======== SUPPLIED DATA ========

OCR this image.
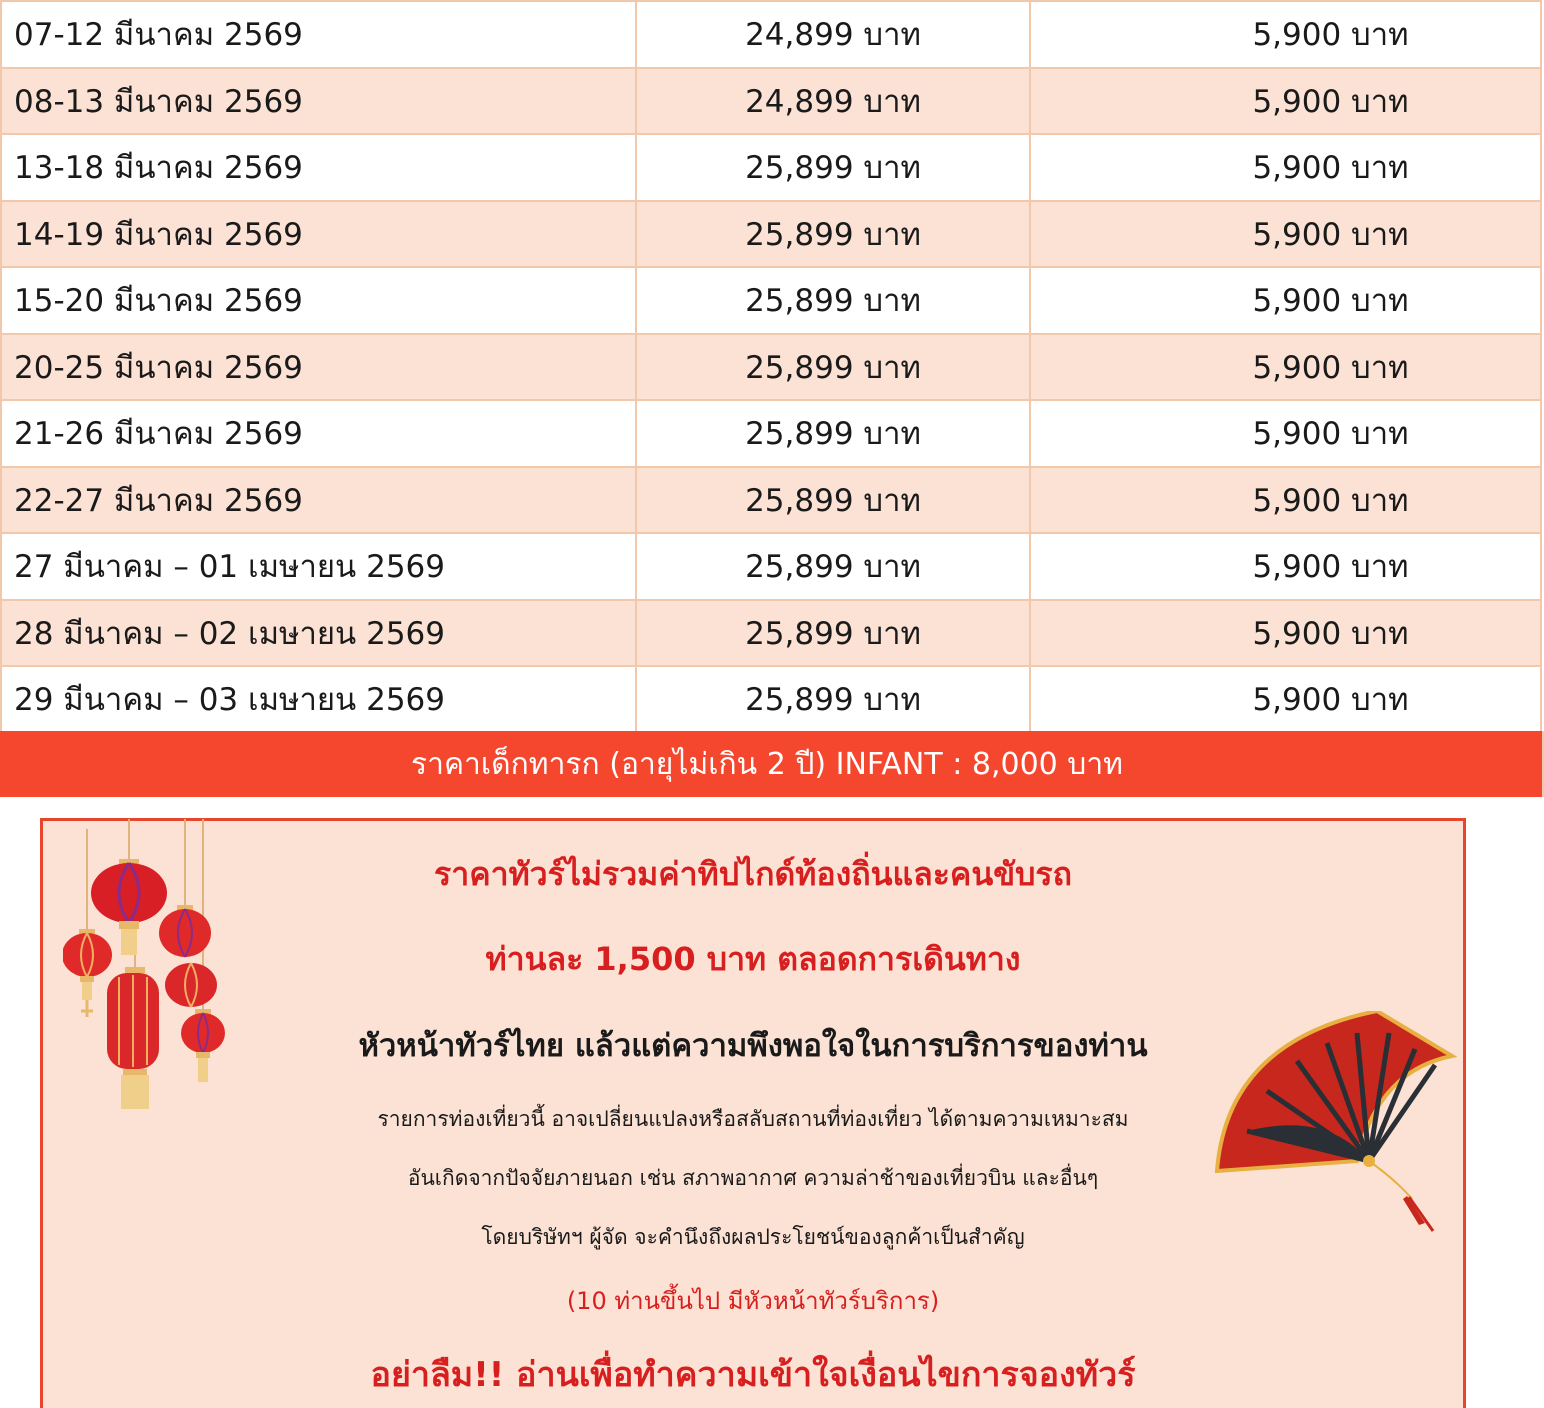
07-12 มีนาคม 2569	24,899 บาท	5,900 บาท
08-13 มีนาคม 2569	24,899 บาท	5,900 บาท
13-18 มีนาคม 2569	25,899 บาท	5,900 บาท
14-19 มีนาคม 2569	25,899 บาท	5,900 บาท
15-20 มีนาคม 2569	25,899 บาท	5,900 บาท
20-25 มีนาคม 2569	25,899 บาท	5,900 บาท
21-26 มีนาคม 2569	25,899 บาท	5,900 บาท
22-27 มีนาคม 2569	25,899 บาท	5,900 บาท
27 มีนาคม – 01 เมษายน 2569	25,899 บาท	5,900 บาท
28 มีนาคม – 02 เมษายน 2569	25,899 บาท	5,900 บาท
29 มีนาคม – 03 เมษายน 2569	25,899 บาท	5,900 บาท
ราคาเด็กทารก (อายุไม่เกิน 2 ปี) INFANT : 8,000 บาท
ราคาทัวร์ไม่รวมค่าทิปไกด์ท้องถิ่นและคนขับรถ
ท่านละ 1,500 บาท ตลอดการเดินทาง
หัวหน้าทัวร์ไทย แล้วแต่ความพึงพอใจในการบริการของท่าน
รายการท่องเที่ยวนี้ อาจเปลี่ยนแปลงหรือสลับสถานที่ท่องเที่ยว ได้ตามความเหมาะสม
อันเกิดจากปัจจัยภายนอก เช่น สภาพอากาศ ความล่าช้าของเที่ยวบิน และอื่นๆ
โดยบริษัทฯ ผู้จัด จะคำนึงถึงผลประโยชน์ของลูกค้าเป็นสำคัญ
(10 ท่านขึ้นไป มีหัวหน้าทัวร์บริการ)
อย่าลืม!! อ่านเพื่อทำความเข้าใจเงื่อนไขการจองทัวร์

========

From the material above, reproduce everything verbatim except the pictures.

THE OUTPUT »
OCR this image.
07-12 มีนาคม 2569	24,899 บาท	5,900 บาท
08-13 มีนาคม 2569	24,899 บาท	5,900 บาท
13-18 มีนาคม 2569	25,899 บาท	5,900 บาท
14-19 มีนาคม 2569	25,899 บาท	5,900 บาท
15-20 มีนาคม 2569	25,899 บาท	5,900 บาท
20-25 มีนาคม 2569	25,899 บาท	5,900 บาท
21-26 มีนาคม 2569	25,899 บาท	5,900 บาท
22-27 มีนาคม 2569	25,899 บาท	5,900 บาท
27 มีนาคม – 01 เมษายน 2569	25,899 บาท	5,900 บาท
28 มีนาคม – 02 เมษายน 2569	25,899 บาท	5,900 บาท
29 มีนาคม – 03 เมษายน 2569	25,899 บาท	5,900 บาท
ราคาเด็กทารก (อายุไม่เกิน 2 ปี) INFANT : 8,000 บาท
ราคาทัวร์ไม่รวมค่าทิปไกด์ท้องถิ่นและคนขับรถ
ท่านละ 1,500 บาท ตลอดการเดินทาง
หัวหน้าทัวร์ไทย แล้วแต่ความพึงพอใจในการบริการของท่าน
รายการท่องเที่ยวนี้ อาจเปลี่ยนแปลงหรือสลับสถานที่ท่องเที่ยว ได้ตามความเหมาะสม
อันเกิดจากปัจจัยภายนอก เช่น สภาพอากาศ ความล่าช้าของเที่ยวบิน และอื่นๆ
โดยบริษัทฯ ผู้จัด จะคำนึงถึงผลประโยชน์ของลูกค้าเป็นสำคัญ
(10 ท่านขึ้นไป มีหัวหน้าทัวร์บริการ)
อย่าลืม!! อ่านเพื่อทำความเข้าใจเงื่อนไขการจองทัวร์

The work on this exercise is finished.